**WRITTEN PROBLEM:**
Reproduce word for word everything in the Fabien Baron interview from "TC: Did that" down to "your personal work.".

**SELECTED TEXT:**
'''

Creative director Fabien Baron discusses his pivot towards personal projects
Fabien Baron is arguably the most successful, influential and sought-after creative director working today. In a career spanning over 35 years he has shaped the visual language of the fashion and luxury industry through his design of magazines, direction of advertising campaigns and branding. He’s also been a prolific product designer (including 40 fragrance bottles), produced furniture collections for the likes of Cappellini and Bernhardt, while continuously working on his own long-term personal photographic projects.
We caught up with Baron to discuss the highly anticipated publication of his first career monograph Fabien Baron: Works 1983-2019, and learn how the publication marks a significant pivot in his life and work.
Tony Chambers: What took you so long? You have produced a huge body of work and many people in your position would have published a book like this much earlier.
Fabien Baron: I’ve tried about three times before but really got overwhelmed by the archive and how complicated it was to put together. Maybe because I was just cataloguing the work and I didn't find that interesting – just to duplicate and reproduce the work next to each other in a chronological way. It didn't work out for me. I had an issue with the relevancy of showing the work from so many years back. This time round I took a different approach – to really try and find my mindset, my way of thinking and my way of doing things.
TC: Did that realisation and change in direction give you a sense of freedom? I see that you’ve mixed your commercial work with a lot of your personal work.
FB: Absolutely. My approach before was always to separate them, but then I realised that I have done all this other very personal work on the side and on my own, that has been very present in my life and that people have no idea about – people think I’m the magazine guy, the guy who designs bottles and commercials. The book is arranged in chapters that represent my philosophies that I’ve established over the years and the things that are recurrent throughout my career. I wanted to put something from the 1980s next to something from the 2000s and show the similarities between them – why I think this way and not another way, and why that makes me who I am.
TC: This is quite a progressive, creative and visceral way of creating a book. There are also very poetic chapter subtitles – did the words come after you’d edited the images or did the images follow the themes?
FB: A little bit together. Some of the words changed but the chapter themes came automatically. I knew exactly what should stand out and what I felt really said who I am. So it was fairly obvious what to do and how to organise it. But then some work came after all the chapters were decided, so it was a mix.
TC: It feels very intuitive.
FB: Yes – my mind works that way.
TC: There’s an enormous amount of visual material and imagery over these 200 pages but I’m guessing it’s actually a small proportion of the total work you’ve done. It must have been a tough editing job.

'''

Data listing
'''

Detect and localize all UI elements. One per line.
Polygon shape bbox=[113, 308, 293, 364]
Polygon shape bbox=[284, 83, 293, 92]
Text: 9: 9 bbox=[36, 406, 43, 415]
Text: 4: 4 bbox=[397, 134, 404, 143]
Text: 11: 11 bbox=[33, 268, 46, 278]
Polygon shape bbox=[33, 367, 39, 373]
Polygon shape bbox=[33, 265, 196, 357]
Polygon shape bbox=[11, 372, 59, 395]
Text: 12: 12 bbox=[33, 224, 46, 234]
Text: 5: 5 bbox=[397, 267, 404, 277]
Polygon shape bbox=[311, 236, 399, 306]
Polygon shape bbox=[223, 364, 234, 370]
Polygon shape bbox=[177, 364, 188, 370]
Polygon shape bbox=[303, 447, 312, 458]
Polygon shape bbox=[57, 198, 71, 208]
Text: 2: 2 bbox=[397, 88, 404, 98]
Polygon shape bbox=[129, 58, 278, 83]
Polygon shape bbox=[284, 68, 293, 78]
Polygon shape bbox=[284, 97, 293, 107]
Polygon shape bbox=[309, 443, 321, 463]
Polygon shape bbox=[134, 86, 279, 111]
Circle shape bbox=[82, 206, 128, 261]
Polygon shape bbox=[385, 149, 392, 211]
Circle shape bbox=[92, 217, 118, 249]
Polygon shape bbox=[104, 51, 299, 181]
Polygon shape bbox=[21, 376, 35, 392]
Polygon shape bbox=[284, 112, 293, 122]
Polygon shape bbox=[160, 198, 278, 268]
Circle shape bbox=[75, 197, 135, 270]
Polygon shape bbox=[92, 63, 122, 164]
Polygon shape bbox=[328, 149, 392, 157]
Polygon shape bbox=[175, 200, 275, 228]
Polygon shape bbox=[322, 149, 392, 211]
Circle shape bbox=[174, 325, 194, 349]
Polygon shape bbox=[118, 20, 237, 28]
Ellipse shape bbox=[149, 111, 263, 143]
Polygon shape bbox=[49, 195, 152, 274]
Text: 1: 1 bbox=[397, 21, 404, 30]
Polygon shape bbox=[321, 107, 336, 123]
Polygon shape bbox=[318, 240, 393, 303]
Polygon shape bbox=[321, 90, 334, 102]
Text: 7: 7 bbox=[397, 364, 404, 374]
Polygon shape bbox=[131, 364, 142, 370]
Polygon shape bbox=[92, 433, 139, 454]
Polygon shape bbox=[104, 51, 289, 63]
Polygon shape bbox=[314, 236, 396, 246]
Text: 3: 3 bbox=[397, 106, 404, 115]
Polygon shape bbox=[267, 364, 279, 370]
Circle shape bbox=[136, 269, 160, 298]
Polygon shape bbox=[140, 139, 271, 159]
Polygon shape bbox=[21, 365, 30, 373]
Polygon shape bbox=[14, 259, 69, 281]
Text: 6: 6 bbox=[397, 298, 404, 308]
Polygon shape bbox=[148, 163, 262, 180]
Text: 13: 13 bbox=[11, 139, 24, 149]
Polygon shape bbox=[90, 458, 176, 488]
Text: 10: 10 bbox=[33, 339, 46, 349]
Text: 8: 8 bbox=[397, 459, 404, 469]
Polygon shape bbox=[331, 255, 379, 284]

'''

**PROBLEM SOLUTION:**
TC: Did that realisation and change in direction give you a sense of freedom? I see that you’ve mixed your commercial work with a lot of your personal work.